Dataset items:
* * *

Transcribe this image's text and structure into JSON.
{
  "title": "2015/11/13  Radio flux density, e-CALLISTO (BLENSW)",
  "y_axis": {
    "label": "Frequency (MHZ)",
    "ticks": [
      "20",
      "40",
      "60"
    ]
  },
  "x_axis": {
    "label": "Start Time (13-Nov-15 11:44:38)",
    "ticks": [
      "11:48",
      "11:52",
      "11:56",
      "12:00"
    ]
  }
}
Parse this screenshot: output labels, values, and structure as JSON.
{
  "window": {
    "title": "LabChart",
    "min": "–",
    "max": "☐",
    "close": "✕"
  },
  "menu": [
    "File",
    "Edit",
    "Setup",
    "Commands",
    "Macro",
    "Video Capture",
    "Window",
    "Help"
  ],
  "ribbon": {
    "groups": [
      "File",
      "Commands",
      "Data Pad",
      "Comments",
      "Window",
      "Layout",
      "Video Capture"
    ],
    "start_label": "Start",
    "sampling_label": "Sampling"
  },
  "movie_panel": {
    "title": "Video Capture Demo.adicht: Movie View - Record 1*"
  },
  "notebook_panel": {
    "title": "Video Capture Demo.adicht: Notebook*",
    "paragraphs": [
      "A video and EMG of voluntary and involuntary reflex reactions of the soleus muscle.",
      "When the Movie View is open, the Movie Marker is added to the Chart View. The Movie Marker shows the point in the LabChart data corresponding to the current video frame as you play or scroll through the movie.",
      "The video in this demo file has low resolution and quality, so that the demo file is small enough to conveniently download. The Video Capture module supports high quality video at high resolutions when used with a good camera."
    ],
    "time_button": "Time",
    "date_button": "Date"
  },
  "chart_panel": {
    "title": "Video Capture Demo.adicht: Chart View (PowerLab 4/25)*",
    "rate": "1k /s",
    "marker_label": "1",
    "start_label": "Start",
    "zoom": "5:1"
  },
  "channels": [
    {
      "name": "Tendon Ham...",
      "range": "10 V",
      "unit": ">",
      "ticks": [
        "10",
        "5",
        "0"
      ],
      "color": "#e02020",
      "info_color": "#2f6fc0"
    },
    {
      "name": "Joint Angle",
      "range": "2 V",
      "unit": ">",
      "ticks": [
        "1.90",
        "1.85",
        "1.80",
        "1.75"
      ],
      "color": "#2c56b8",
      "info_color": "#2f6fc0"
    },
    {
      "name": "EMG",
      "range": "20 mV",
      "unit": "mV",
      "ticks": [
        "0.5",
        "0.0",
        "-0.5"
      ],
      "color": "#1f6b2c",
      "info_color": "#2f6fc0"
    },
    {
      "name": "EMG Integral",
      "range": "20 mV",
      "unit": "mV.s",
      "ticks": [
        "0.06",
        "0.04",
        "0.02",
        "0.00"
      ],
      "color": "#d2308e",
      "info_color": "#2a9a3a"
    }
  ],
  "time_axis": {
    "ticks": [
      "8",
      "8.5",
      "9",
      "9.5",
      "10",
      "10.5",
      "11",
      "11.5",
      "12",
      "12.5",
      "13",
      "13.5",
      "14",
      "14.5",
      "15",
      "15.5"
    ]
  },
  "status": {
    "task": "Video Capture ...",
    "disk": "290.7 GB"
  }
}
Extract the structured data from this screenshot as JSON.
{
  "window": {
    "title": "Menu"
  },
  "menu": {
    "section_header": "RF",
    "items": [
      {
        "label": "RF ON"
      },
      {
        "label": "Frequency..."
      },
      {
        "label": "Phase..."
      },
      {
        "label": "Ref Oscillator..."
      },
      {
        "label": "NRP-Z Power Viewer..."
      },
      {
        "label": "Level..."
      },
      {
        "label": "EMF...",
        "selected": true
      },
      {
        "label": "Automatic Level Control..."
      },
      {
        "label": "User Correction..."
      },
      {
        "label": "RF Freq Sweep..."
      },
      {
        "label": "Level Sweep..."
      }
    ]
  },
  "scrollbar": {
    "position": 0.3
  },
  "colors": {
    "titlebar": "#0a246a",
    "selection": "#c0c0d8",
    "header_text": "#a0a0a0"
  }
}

* * *

• **TASK INSTRUCTIONS**
Please quote the data above in full, with no line missing.

• **TASK SOLUTION**
Transcribe this image's text and structure into JSON.
{
  "title": "2015/11/13  Radio flux density, e-CALLISTO (BLENSW)",
  "y_axis": {
    "label": "Frequency (MHZ)",
    "ticks": [
      "20",
      "40",
      "60"
    ]
  },
  "x_axis": {
    "label": "Start Time (13-Nov-15 11:44:38)",
    "ticks": [
      "11:48",
      "11:52",
      "11:56",
      "12:00"
    ]
  }
}
Parse this screenshot: output labels, values, and structure as JSON.
{
  "window": {
    "title": "LabChart",
    "min": "–",
    "max": "☐",
    "close": "✕"
  },
  "menu": [
    "File",
    "Edit",
    "Setup",
    "Commands",
    "Macro",
    "Video Capture",
    "Window",
    "Help"
  ],
  "ribbon": {
    "groups": [
      "File",
      "Commands",
      "Data Pad",
      "Comments",
      "Window",
      "Layout",
      "Video Capture"
    ],
    "start_label": "Start",
    "sampling_label": "Sampling"
  },
  "movie_panel": {
    "title": "Video Capture Demo.adicht: Movie View - Record 1*"
  },
  "notebook_panel": {
    "title": "Video Capture Demo.adicht: Notebook*",
    "paragraphs": [
      "A video and EMG of voluntary and involuntary reflex reactions of the soleus muscle.",
      "When the Movie View is open, the Movie Marker is added to the Chart View. The Movie Marker shows the point in the LabChart data corresponding to the current video frame as you play or scroll through the movie.",
      "The video in this demo file has low resolution and quality, so that the demo file is small enough to conveniently download. The Video Capture module supports high quality video at high resolutions when used with a good camera."
    ],
    "time_button": "Time",
    "date_button": "Date"
  },
  "chart_panel": {
    "title": "Video Capture Demo.adicht: Chart View (PowerLab 4/25)*",
    "rate": "1k /s",
    "marker_label": "1",
    "start_label": "Start",
    "zoom": "5:1"
  },
  "channels": [
    {
      "name": "Tendon Ham...",
      "range": "10 V",
      "unit": ">",
      "ticks": [
        "10",
        "5",
        "0"
      ],
      "color": "#e02020",
      "info_color": "#2f6fc0"
    },
    {
      "name": "Joint Angle",
      "range": "2 V",
      "unit": ">",
      "ticks": [
        "1.90",
        "1.85",
        "1.80",
        "1.75"
      ],
      "color": "#2c56b8",
      "info_color": "#2f6fc0"
    },
    {
      "name": "EMG",
      "range": "20 mV",
      "unit": "mV",
      "ticks": [
        "0.5",
        "0.0",
        "-0.5"
      ],
      "color": "#1f6b2c",
      "info_color": "#2f6fc0"
    },
    {
      "name": "EMG Integral",
      "range": "20 mV",
      "unit": "mV.s",
      "ticks": [
        "0.06",
        "0.04",
        "0.02",
        "0.00"
      ],
      "color": "#d2308e",
      "info_color": "#2a9a3a"
    }
  ],
  "time_axis": {
    "ticks": [
      "8",
      "8.5",
      "9",
      "9.5",
      "10",
      "10.5",
      "11",
      "11.5",
      "12",
      "12.5",
      "13",
      "13.5",
      "14",
      "14.5",
      "15",
      "15.5"
    ]
  },
  "status": {
    "task": "Video Capture ...",
    "disk": "290.7 GB"
  }
}
Extract the structured data from this screenshot as JSON.
{
  "window": {
    "title": "Menu"
  },
  "menu": {
    "section_header": "RF",
    "items": [
      {
        "label": "RF ON"
      },
      {
        "label": "Frequency..."
      },
      {
        "label": "Phase..."
      },
      {
        "label": "Ref Oscillator..."
      },
      {
        "label": "NRP-Z Power Viewer..."
      },
      {
        "label": "Level..."
      },
      {
        "label": "EMF...",
        "selected": true
      },
      {
        "label": "Automatic Level Control..."
      },
      {
        "label": "User Correction..."
      },
      {
        "label": "RF Freq Sweep..."
      },
      {
        "label": "Level Sweep..."
      }
    ]
  },
  "scrollbar": {
    "position": 0.3
  },
  "colors": {
    "titlebar": "#0a246a",
    "selection": "#c0c0d8",
    "header_text": "#a0a0a0"
  }
}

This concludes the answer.